Task goal:
Select and copy out every line in the records containing "ffffff".

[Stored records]
****************************************
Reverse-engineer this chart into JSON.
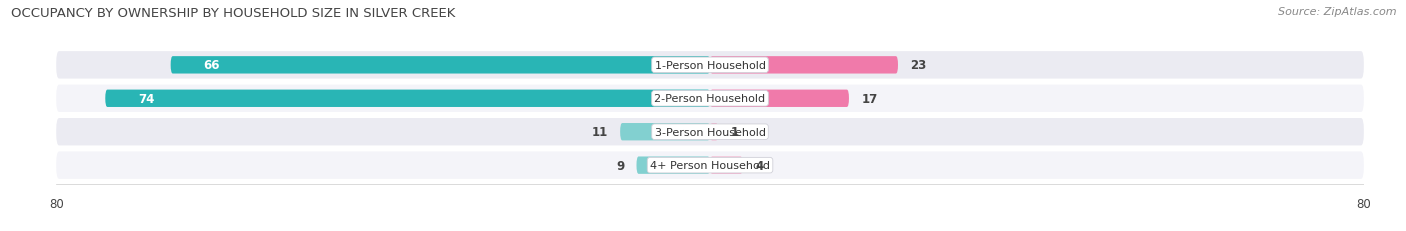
{
  "title": "OCCUPANCY BY OWNERSHIP BY HOUSEHOLD SIZE IN SILVER CREEK",
  "source": "Source: ZipAtlas.com",
  "categories": [
    "1-Person Household",
    "2-Person Household",
    "3-Person Household",
    "4+ Person Household"
  ],
  "owner_values": [
    66,
    74,
    11,
    9
  ],
  "renter_values": [
    23,
    17,
    1,
    4
  ],
  "owner_color_dark": "#29b5b5",
  "owner_color_light": "#82d0d0",
  "renter_color_dark": "#f07aaa",
  "renter_color_light": "#f5aac8",
  "row_bg_even": "#ebebf2",
  "row_bg_odd": "#f4f4f9",
  "xlim": 80,
  "title_fontsize": 9.5,
  "source_fontsize": 8,
  "tick_fontsize": 8.5,
  "bar_label_fontsize": 8.5,
  "legend_fontsize": 8.5,
  "cat_fontsize": 8,
  "bar_height": 0.52,
  "background_color": "#ffffff",
  "text_dark": "#444444",
  "text_label_white": "#ffffff"
}
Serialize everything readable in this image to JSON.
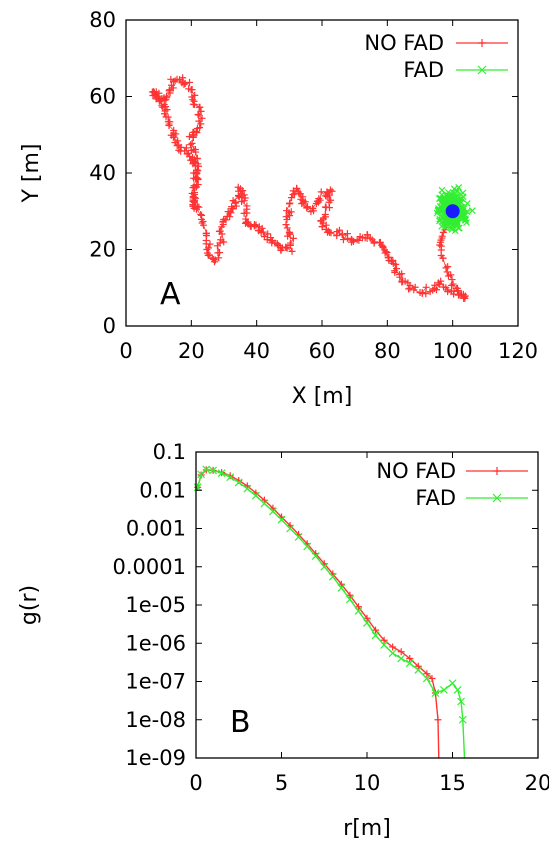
{
  "chart_data": [
    {
      "type": "scatter",
      "panel_label": "A",
      "xlabel": "X [m]",
      "ylabel": "Y [m]",
      "xlim": [
        0,
        120
      ],
      "ylim": [
        0,
        80
      ],
      "xticks": [
        "0",
        "20",
        "40",
        "60",
        "80",
        "100",
        "120"
      ],
      "yticks": [
        "0",
        "20",
        "40",
        "60",
        "80"
      ],
      "legend_position": "top-right",
      "series": [
        {
          "name": "NO FAD",
          "color": "#ff3333",
          "marker": "plus",
          "path": [
            [
              100,
              30
            ],
            [
              98,
              26
            ],
            [
              96,
              21
            ],
            [
              98,
              15
            ],
            [
              101,
              10
            ],
            [
              104,
              7
            ],
            [
              100,
              9
            ],
            [
              96,
              11
            ],
            [
              92,
              9
            ],
            [
              88,
              10
            ],
            [
              84,
              12
            ],
            [
              82,
              16
            ],
            [
              80,
              19
            ],
            [
              78,
              21
            ],
            [
              74,
              23
            ],
            [
              70,
              22
            ],
            [
              66,
              24
            ],
            [
              62,
              25
            ],
            [
              60,
              27
            ],
            [
              62,
              32
            ],
            [
              62,
              36
            ],
            [
              59,
              33
            ],
            [
              56,
              30
            ],
            [
              54,
              33
            ],
            [
              52,
              36
            ],
            [
              50,
              31
            ],
            [
              49,
              26
            ],
            [
              51,
              21
            ],
            [
              48,
              20
            ],
            [
              45,
              22
            ],
            [
              42,
              25
            ],
            [
              39,
              26
            ],
            [
              37,
              27
            ],
            [
              36,
              32
            ],
            [
              35,
              36
            ],
            [
              34,
              33
            ],
            [
              32,
              30
            ],
            [
              30,
              27
            ],
            [
              29,
              22
            ],
            [
              27,
              17
            ],
            [
              25,
              20
            ],
            [
              24,
              26
            ],
            [
              22,
              31
            ],
            [
              20,
              32
            ],
            [
              21,
              37
            ],
            [
              22,
              42
            ],
            [
              21,
              46
            ],
            [
              20,
              50
            ],
            [
              23,
              53
            ],
            [
              22,
              57
            ],
            [
              20,
              61
            ],
            [
              17,
              65
            ],
            [
              14,
              63
            ],
            [
              12,
              59
            ],
            [
              10,
              60
            ],
            [
              8,
              61
            ],
            [
              11,
              58
            ],
            [
              13,
              54
            ],
            [
              14,
              50
            ],
            [
              16,
              47
            ],
            [
              19,
              45
            ],
            [
              21,
              42
            ],
            [
              22,
              38
            ],
            [
              20,
              34
            ],
            [
              22,
              31
            ]
          ]
        },
        {
          "name": "FAD",
          "color": "#33ee33",
          "marker": "cross",
          "center": [
            100,
            30
          ],
          "spread": [
            8,
            9
          ]
        }
      ],
      "fad_position": {
        "x": 100,
        "y": 30,
        "color": "#1a1aff"
      }
    },
    {
      "type": "line",
      "panel_label": "B",
      "xlabel": "r[m]",
      "ylabel": "g(r)",
      "xlim": [
        0,
        20
      ],
      "ylim": [
        1e-09,
        0.1
      ],
      "yscale": "log",
      "xticks": [
        "0",
        "5",
        "10",
        "15",
        "20"
      ],
      "yticks": [
        "1e-09",
        "1e-08",
        "1e-07",
        "1e-06",
        "1e-05",
        "0.0001",
        "0.001",
        "0.01",
        "0.1"
      ],
      "legend_position": "top-right",
      "series": [
        {
          "name": "NO FAD",
          "color": "#ff3333",
          "marker": "plus",
          "x": [
            0.1,
            0.3,
            0.6,
            1,
            1.5,
            2,
            2.5,
            3,
            3.5,
            4,
            4.5,
            5,
            5.5,
            6,
            6.5,
            7,
            7.5,
            8,
            8.5,
            9,
            9.5,
            10,
            10.5,
            11,
            11.5,
            12,
            12.5,
            13,
            13.5,
            13.8,
            14.0,
            14.15,
            14.2
          ],
          "y": [
            0.012,
            0.025,
            0.034,
            0.033,
            0.029,
            0.024,
            0.018,
            0.013,
            0.0085,
            0.0055,
            0.0034,
            0.002,
            0.0012,
            0.0007,
            0.0004,
            0.00022,
            0.00012,
            6.5e-05,
            3.5e-05,
            1.8e-05,
            9e-06,
            4.5e-06,
            2.2e-06,
            1.2e-06,
            8e-07,
            6e-07,
            4e-07,
            2.5e-07,
            1.6e-07,
            1.2e-07,
            5e-08,
            1e-08,
            1e-09
          ]
        },
        {
          "name": "FAD",
          "color": "#33ee33",
          "marker": "cross",
          "x": [
            0.1,
            0.3,
            0.6,
            1,
            1.5,
            2,
            2.5,
            3,
            3.5,
            4,
            4.5,
            5,
            5.5,
            6,
            6.5,
            7,
            7.5,
            8,
            8.5,
            9,
            9.5,
            10,
            10.5,
            11,
            11.5,
            12,
            12.5,
            13,
            13.5,
            14,
            14.5,
            15,
            15.3,
            15.5,
            15.6,
            15.7
          ],
          "y": [
            0.012,
            0.026,
            0.035,
            0.033,
            0.028,
            0.022,
            0.016,
            0.011,
            0.0072,
            0.0045,
            0.0028,
            0.0017,
            0.001,
            0.0006,
            0.00034,
            0.00019,
            0.0001,
            5.5e-05,
            2.8e-05,
            1.4e-05,
            7e-06,
            3.4e-06,
            1.6e-06,
            9e-07,
            5.5e-07,
            4e-07,
            3e-07,
            2e-07,
            1.2e-07,
            5e-08,
            6e-08,
            9e-08,
            6e-08,
            3e-08,
            1e-08,
            1e-09
          ]
        }
      ]
    }
  ]
}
****************************************
Output of the task:
  "background_color": "#ffffff",
  "text_label_white": "#ffffff"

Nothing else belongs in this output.